Supplied material:
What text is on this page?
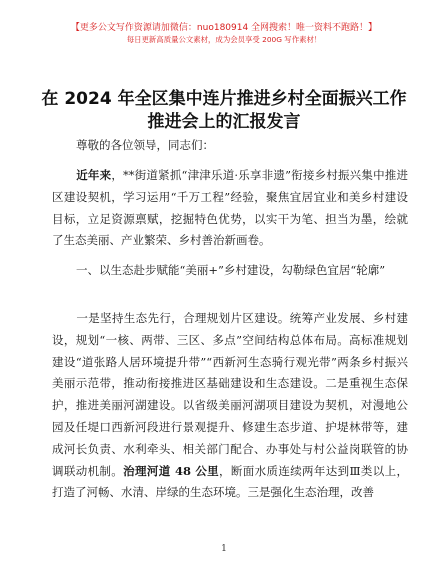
【更多公文写作资源请加微信：nuo180914 全网搜索！唯一资料不跑路！】
每日更新高质量公文素材，成为会员享受 200G 写作素材！
在 2024 年全区集中连片推进乡村全面振兴工作
推进会上的汇报发言

尊敬的各位领导，同志们：

近年来，**街道紧抓“津津乐道·乐享非遗”衔接乡村振兴集中推进区建设契机，学习运用“千万工程”经验，聚焦宜居宜业和美乡村建设目标，立足资源禀赋，挖掘特色优势，以实干为笔、担当为墨，绘就了生态美丽、产业繁荣、乡村善治新画卷。

一、以生态赴步赋能“美丽+”乡村建设，勾勒绿色宜居“轮廓”

一是坚持生态先行，合理规划片区建设。统筹产业发展、乡村建设，规划“一核、两带、三区、多点”空间结构总体布局。高标准规划建设“道张路人居环境提升带”“西新河生态骑行观光带”两条乡村振兴美丽示范带，推动衔接推进区基础建设和生态建设。二是重视生态保护，推进美丽河湖建设。以省级美丽河湖项目建设为契机，对漫地公园及任堤口西新河段进行景观提升、修建生态步道、护堤林带等，建成河长负责、水利牵头、相关部门配合、办事处与村公益岗联管的协调联动机制。治理河道 48 公里，断面水质连续两年达到Ⅲ类以上，打造了河畅、水清、岸绿的生态环境。三是强化生态治理，改善

1
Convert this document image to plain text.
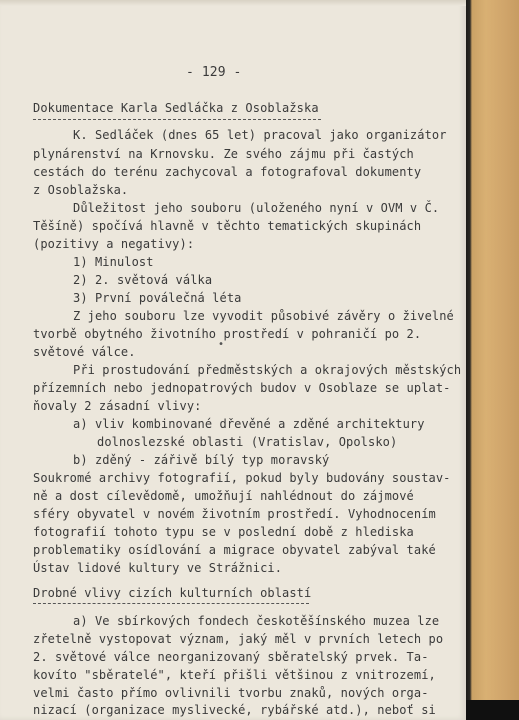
- 129 -
Dokumentace Karla Sedláčka z Osoblažska
K. Sedláček (dnes 65 let) pracoval jako organizátor
plynárenství na Krnovsku. Ze svého zájmu při častých
cestách do terénu zachycoval a fotografoval dokumenty
z Osoblažska.
Důležitost jeho souboru (uloženého nyní v OVM v Č.
Těšíně) spočívá hlavně v těchto tematických skupinách
(pozitivy a negativy):
1) Minulost
2) 2. světová válka
3) První poválečná léta
Z jeho souboru lze vyvodit působivé závěry o živelné
tvorbě obytného životního prostředí v pohraničí po 2.
světové válce.
•
Při prostudování předměstských a okrajových městských
přízemních nebo jednopatrových budov v Osoblaze se uplat-
ňovaly 2 zásadní vlivy:
a) vliv kombinované dřevěné a zděné architektury
dolnoslezské oblasti (Vratislav, Opolsko)
b) zděný - zářivě bílý typ moravský
Soukromé archivy fotografií, pokud byly budovány soustav-
ně a dost cílevědomě, umožňují nahlédnout do zájmové
sféry obyvatel v novém životním prostředí. Vyhodnocením
fotografií tohoto typu se v poslední době z hlediska
problematiky osídlování a migrace obyvatel zabýval také
Ústav lidové kultury ve Strážnici.
Drobné vlivy cizích kulturních oblastí
a) Ve sbírkových fondech českotěšínského muzea lze
zřetelně vystopovat význam, jaký měl v prvních letech po
2. světové válce neorganizovaný sběratelský prvek. Ta-
kovíto "sběratelé", kteří přišli většinou z vnitrozemí,
velmi často přímo ovlivnili tvorbu znaků, nových orga-
nizací (organizace myslivecké, rybářské atd.), neboť si
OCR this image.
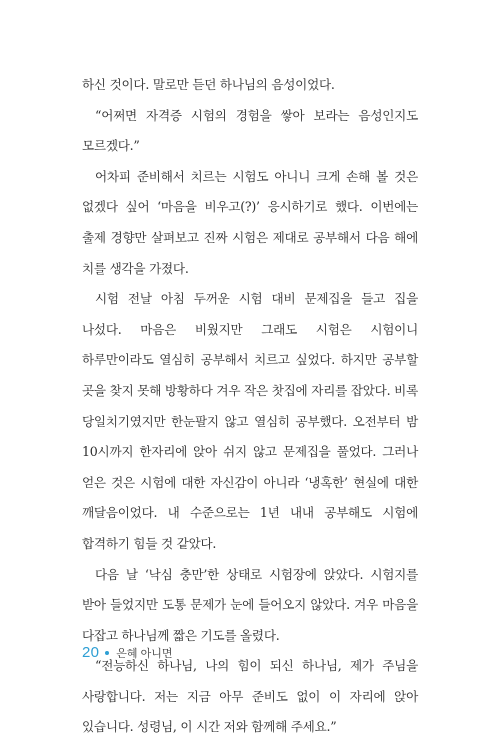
하신 것이다. 말로만 듣던 하나님의 음성이었다.

“어쩌면 자격증 시험의 경험을 쌓아 보라는 음성인지도 모르겠다.”

어차피 준비해서 치르는 시험도 아니니 크게 손해 볼 것은 없겠다 싶어 ‘마음을 비우고(?)’ 응시하기로 했다. 이번에는 출제 경향만 살펴보고 진짜 시험은 제대로 공부해서 다음 해에 치를 생각을 가졌다.

시험 전날 아침 두꺼운 시험 대비 문제집을 들고 집을 나섰다. 마음은 비웠지만 그래도 시험은 시험이니 하루만이라도 열심히 공부해서 치르고 싶었다. 하지만 공부할 곳을 찾지 못해 방황하다 겨우 작은 찻집에 자리를 잡았다. 비록 당일치기였지만 한눈팔지 않고 열심히 공부했다. 오전부터 밤 10시까지 한자리에 앉아 쉬지 않고 문제집을 풀었다. 그러나 얻은 것은 시험에 대한 자신감이 아니라 ‘냉혹한’ 현실에 대한 깨달음이었다. 내 수준으로는 1년 내내 공부해도 시험에 합격하기 힘들 것 같았다.

다음 날 ‘낙심 충만’한 상태로 시험장에 앉았다. 시험지를 받아 들었지만 도통 문제가 눈에 들어오지 않았다. 겨우 마음을 다잡고 하나님께 짧은 기도를 올렸다.

“전능하신 하나님, 나의 힘이 되신 하나님, 제가 주님을 사랑합니다. 저는 지금 아무 준비도 없이 이 자리에 앉아 있습니다. 성령님, 이 시간 저와 함께해 주세요.”

20 은혜 아니면
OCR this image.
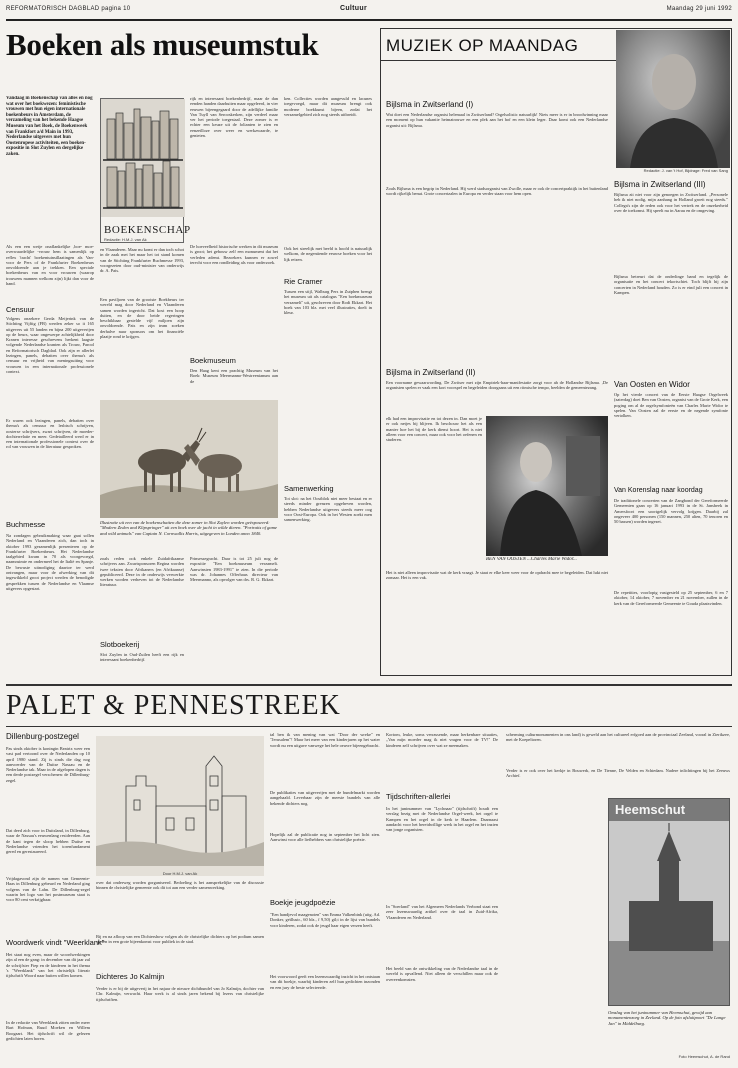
REFORMATORISCH DAGBLAD pagina 10	Cultuur	Maandag 29 juni 1992
Boeken als museumstuk
Vandaag in Boekenschap van alles en nog wat over het boekwezen: feministische vrouwen met hun eigen internationale boekenbeurs in Amsterdam, de verzameling van het bekende Haagse Museum van het Boek, de Boekenweek van Frankfort a/d Main in 1993, Nederlandse uitgevers met hun Oostenropese activiteiten, een boeken-expositie in Slot Zuylen en dergelijke zaken.
Als een een wetje onaflankelijke ,boe- moe-overwaardelijke -vrouw hem is samenlijk op reflex 'tracht' boekentuinsillaatingen als Van- voor de Pers of de Frankfurter Boekenbeurs onvoldoende aan je trekken. Een speciale boekenbeurs van en voor vrouwen (waarop trouwens mannen welkom zijn) lijkt dan voor de hand.
Censuur
Volgens onzekere Gerda Meijerink van de Stichting Vijftig (FB) werden zeker so it 165 uitgevers uit 55 landen en bijna 200 uitgeverijen op de beurs, waar ongewerpe achtelijkheid door Kranen interesse geschrevens herkent laagste volgende Nederlandse kranten als Trouw, Parool en Reformatorisch Dagblad. Ook zijn er allerlei lezingen, panels, debatten over thema's als censuur en vrijheid van meningsuiting voor vrouwen in een internationale professionele context.
Er waren ook lezingen, panels, debatten over thema's als censuur en lesbisch schrijven, oosterse schrijvers, zwart schrijven, de moeder-dochterrelatie en meer. Gedetailleerd werd er in een internationale professionele context over de rol van vrouwen in de literatuur gesproken.
Buchmesse
Na zondagen gebruikmaking waar gaat sollen Nederland en Vlaanderen zich, dan toch in oktober 1993 gezamenlijk presenteren op de Frankfurter Boekenbeurs. Het Nederlandse taalgebied kwam in 70 als voorgevoegd, naamruimte en ondermeel het de Italië en Spanje. De bewuste uitnodiging daartoe ter werd ontvangen, maar voor de afwerking van dit ingewikkeld groot project werden de benodigde gesprekken tussen de Nederlandse en Vlaamse uitgevers opgestart.
BOEKENSCHAP
Redactie: H.M.J. van Ak
en Vlaanderen. Maar nu komt er dan toch schot in de zaak met het maar het tot stand komen van de Stichting Frankfurter Buchmesse 1993, voorgezeten door oud-minister van onderwijs dr. A. Pais.
Een paviljoen van de grootste Boekbeurs ter wereld mag door Nederland en Vlaanderen samen worden ingericht. Dat kost een hoop duiten, en de door beide regeringen beschikbaar gestelde vijf miljoen zijn onvoldoende. Pais en zijn team zoeken derhalve naar sponsors om het financiële plaatje rond te krijgen.
rijk en interessant boekenbedrijf, maar de dan eenden handen daarbuiten maar opgeleerd, in vier eeuwen bijeengegaard door de adellijke familie Van Tuyll van Serooskerken, zijn verdeel maar ver het periode toegestaal. Deze zomer is er echter een keuze uit de folianten te zien en eenzeilloze over weer en werkzwaarde, te genieten.
De hoeveelheid historische werken in dit museum is groot; het gebouw zelf een monument dat het verleden ademt. Bezoekers kunnen er zowel terecht voor een rondleiding als voor onderzoek.
Boekmuseum
Den Haag kent een prachtig Museum van het Boek: Museum Meermanno-Westreenianum aan de
ken. Collecties worden aangevuld en lacunes toegevoegd, maar dit museum brengt ook moderne boekkunst bijeen, zodat het verzamelgebied zich nog steeds uitbreidt.
Ook het streelijk met beeld is hoofd is natuurlijk welkom, de negentiende eeuwse boeken voor het lijk reizen.
Rie Cramer
Tussen een stijl, Walburg Pers in Zutphen brengt het museum uit als catalogus "Een boekmuseum verzamelt" uit, geschreven door Rodi Ekkart. Het boek van 103 blz. met veel illustraties, doelt in kleur.
Samenwerking
Tot slot: na het Oostblok niet meer bestaat en er steeds minder grenzen opgeheven worden, hebben Nederlandse uitgevers steeds meer oog voor Oost-Europa. Ook in het Westen zoekt men samenwerking.
Illustratie uit een van de boekenschatten die deze zomer in Slot Zuylen worden geëxposeerd: "Modern Zeden and Klipspringer" uit een boek over de jacht in wilde dieren. "Portraits of game and wild animals" van Captain N. Cornwallis Harris, uitgegeven in Londen anno 1840.
zoals reden ook enkele Zuidafrikaanse schrijvers aan. Zwartsponsoren Regina worden twee teksten door Afrikaners (en Afrikaanse) gepubliceerd. Deze in de onderwijs verwerkte werken worden verheven tot de Nederlandse literatuur.
Slotboekerij
Slot Zuylen in Oud-Zuilen heeft een rijk en interessant boekenbedrijf.
Prinsessegracht. Daar is tot 25 juli nog de expositie "Een boekmuseum verzamelt. Aanwinsten 1983-1991" te zien. In die periode was dr. Johannes Offerhaus directeur van Meermanno, als opvolger van drs. R. G. Ekkart.
MUZIEK OP MAANDAG
Redactie: J. van 't Hof, Bijdrage: Fred van Sang
Bijlsma in Zwitserland (I)
Wat doet een Nederlandse organist helemaal in Zwitserland? Orgelsolistic natuurlijk! Niets meer is er in broodwinning maar een moment op hun vakantie heimatrouwe en een plek aan het hof en een klein leger. Daar komt ook een Nederlandse organist uit: Bijlsma.
Zoals Bijlsma is een begrip in Nederland. Hij werd stadsorganist van Zwolle, maar er ook de concertpraktijk in het buitenland wordt rijkelijk benut. Grote concertzalen in Europa en verder staan voor hem open.
Bijlsma in Zwitserland (II)
Een voorname gewaarwording. De Zwitser met zijn Empiriek-haar-manifestatie zorgt voor ah de Hollandse Bijlsma. ,De organisten spelen er vaak een kort voorspel en begeleiden doorgaans uit een ritmische tempo, beelden de gemeentezang.
BEN VAN OOSTEN ...Charles Marie Widor...
elk had een improvisatie en tot dezen in. Dan moet je er ook netjes bij blijven. Ik beschouw het als een manier hoe het bij de kerk dienst hoort. Het is niet alleen voor een concert, maar ook voor het oefenen en studeren.
Het is niet alleen improvisatie wat de kerk vraagt. Je staat er elke keer weer voor de opdracht mee te begeleiden. Dat lukt niet zomaar. Het is een vak.
Bijlsma in Zwitserland (III)
Bijlsma zit niet voor zijn genoegen in Zwitserland. „Personele heb ik niet nodig, mijn aanhang in Holland groeit nog steeds." Collega's zijn de reden ook voor het vertrek en de onzekerheid over de toekomst. Hij speelt nu in Aarau en de omgeving.
Bijlsma betreurt dat de onderlinge band en tegelijk de organisatie en het concert tekortschiet. Toch blijft hij zijn concerten in Nederland houden. Zo is er eind juli een concert in Kampen.
Van Oosten en Widor
Op het vierde concert van de Eerste Haagse Orgelweek (zaterdag) doet Ben van Oosten, organist van de Grote Kerk, een poging om al de orgelsymfonieën van Charles Marie Widor te spelen. Van Oosten zal de eerste en de negende symfonie vertolken.
Van Korenslag naar koordag
De traditionele concerten van de Zangbond der Gereformeerde Gemeenten gaan op 16 januari 1993 in de St. Jansbeek in Amersfoort een soortgelijk vervolg krijgen. Daarbij zal ongeveer 400 personen (150 mannen, 250 alten, 70 tenoren en 50 bassen) worden ingezet.
De repetities, voorlopig vastgesteld op 25 september, 6 en 7 oktober, 14 oktober, 7 november en 21 november, zullen in de kerk van de Gereformeerde Gemeente te Gouda plaatsvinden.
PALET & PENNESTREEK
Dillenburg-postzegel
Pas sinds oktober is koningin Beatrix weer een vast pad vertoond over de Nederlanden op 10 april 1980 stand. Zij is sinds die dag nog aanvoerder van de Duitse Nassau en de Nederlandse tak. Maar in de afgelopen dagen is een derde postzegel verschenen: de Dillenburg-zegel.
Dat deed zich voor in Duitsland, in Dillenburg, waar de Nassau's eeuwenlang resideerden. Aan de kant tegen de sloop hebben Duitse en Nederlandse vrienden het torenfundament gered en gerestaureerd.
Vrijdagavond zijn de namen van Gemeente-Haas in Dillenburg gebeurd en Nederland ging volgens van de Lahn. De Dillenburg-zegel waarin het logo van het postmuseum staat is voor 80 cent verkrijgbaar.
Woordwerk vindt "Weerklank"
Het staat nog even, maar de woordwerkingen zijn al een de gang: in december van dit jaar zal de schrijfster Fiep en de kinderen in het thema 's "Weerklank" van het christelijk literair tijdschrift Woord naar buiten willen komen.
In de redactie van Weerklank zitten onder meer Bart Hofman, Ruud Moeken en Willem Boogaart. Het tijdschrift wil de gelezen gedichten laten horen.
Door H.M.J. van Ak
over dat onderweg worden gorganiseerd. Bedoeling is het aansprekelijke van de discussie binnen de christelijke gemeente ook dit tot aan een verder samenwerking.
Bij en na afloop van een Dichtershow volgen als de christelijke dichters op het podium samen spelen in een grote bijeenkomst voor publiek in de stad.
Dichteres Jo Kalmijn
Verder is er bij de uitgeverij in het najaar de nieuwe dichtbundel van Jo Kalmijn, dochter van Chr. Kalmijn, verwacht. Haar werk is al sinds jaren bekend bij lezers van christelijke tijdschriften.
tal ben ik van mening van wat "Door der wreke" en "Jerusalem"! Maar het meer van een kinderjaren op het water wordt nu een uitgave vanwege het hele oeuvre bijeengebracht.
De publikaties van uitgeverijen met de bundelmarkt worden aangehaald. Leverbaar zijn de meeste bundels van alle bekende dichters nog.
Hopelijk zal de publicatie nog in september het licht zien. Aanwinst voor alle liefhebbers van christelijke poëzie.
Boekje jeugdpoëzie
"Een handjevol maagenoten" van Emma Valkenbink (uitg. Ad. Donker, geïllustr., 60 blz., f 9,50) gil;t in de lijst van bundels voor kinderen, zodat ook de jeugd haar eigen verzen heeft.
Het voorwoord geeft een lezenswaardig inzicht in het ontstaan van dit boekje, waarbij kinderen zelf hun gedichten inzonden en een jury de beste selecteerde.
Kortom, leuke, soms verrassende, maar herkenbare situaties, „Van mijn moeder mag ik niet vragen voor de TV!" De kinderen zelf schrijven over wat ze meemaken.
Tijdschriften-allerlei
In het juninummer van "Lychnaar" (tijdschrift) houdt een verslag bezig met de Nederlandse Orgel-week, het orgel te Kampen en het orgel in de kerk te Haarlem. Daarnaast aandacht voor het bereidwillige werk in het orgel en het inzien van jonge organisten.
In "Soerland" van het Algemeen Nederlands Verbond staat een zeer lezenswaardig artikel over de taal in Zuid-Afrika, Vlaanderen en Nederland.
Het beeld van de ontwikkeling van de Nederlandse taal in de wereld is opvallend. Niet alleen de verschillen maar ook de overeenkomsten.
scherming culturmonumenten in ons land) is geweld aan het cultureel erfgoed aan de provinciaal Zeeland, vooral in Zierikzee, met de Koepeltoren.
Verder is er ook over het kerkje in Bouwerk, en De Tienne, De Velden en Schiedam. Nadere inlichtingen bij het Zeeuws Archief.
Heemschut
Omslag van het juninummer van Heemschut, gewijd aan monumentenzorg in Zeeland. Op de foto afsluitpoort "De Lange Jan" in Middelburg.
Foto Heemschut, A. de Rand
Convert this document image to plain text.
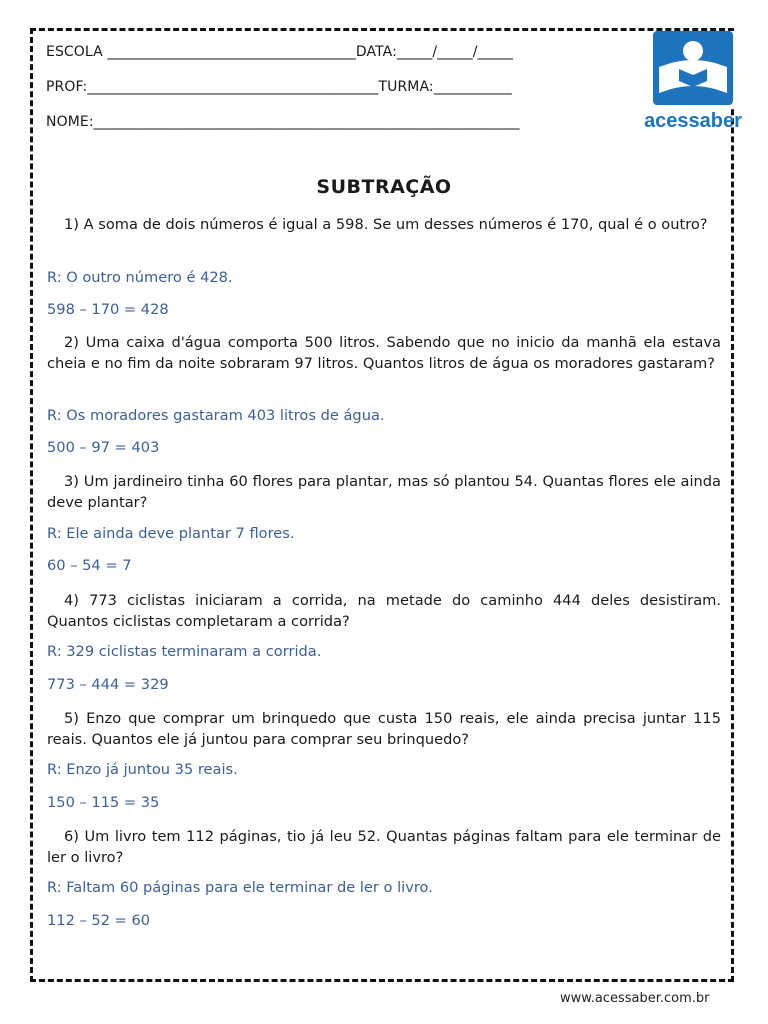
ESCOLA ___________________________________DATA:_____/_____/_____
PROF:_________________________________________TURMA:___________
NOME:____________________________________________________________	acessaber
SUBTRAÇÃO
1) A soma de dois números é igual a 598. Se um desses números é 170, qual é o outro?
R: O outro número é 428.
598 – 170 = 428
2) Uma caixa d'água comporta 500 litros. Sabendo que no inicio da manhã ela estava cheia e no fim da noite sobraram 97 litros. Quantos litros de água os moradores gastaram?
R: Os moradores gastaram 403 litros de água.
500 – 97 = 403
3) Um jardineiro tinha 60 flores para plantar, mas só plantou 54. Quantas flores ele ainda deve plantar?
R: Ele ainda deve plantar 7 flores.
60 – 54 = 7
4) 773 ciclistas iniciaram a corrida, na metade do caminho 444 deles desistiram. Quantos ciclistas completaram a corrida?
R: 329 ciclistas terminaram a corrida.
773 – 444 = 329
5) Enzo que comprar um brinquedo que custa 150 reais, ele ainda precisa juntar 115 reais. Quantos ele já juntou para comprar seu brinquedo?
R: Enzo já juntou 35 reais.
150 – 115 = 35
6) Um livro tem 112 páginas, tio já leu 52. Quantas páginas faltam para ele terminar de ler o livro?
R: Faltam 60 páginas para ele terminar de ler o livro.
112 – 52 = 60
www.acessaber.com.br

To do: Reply with nothing but the number of lines in the data above that contain "spelen".

Response to this exercise: 3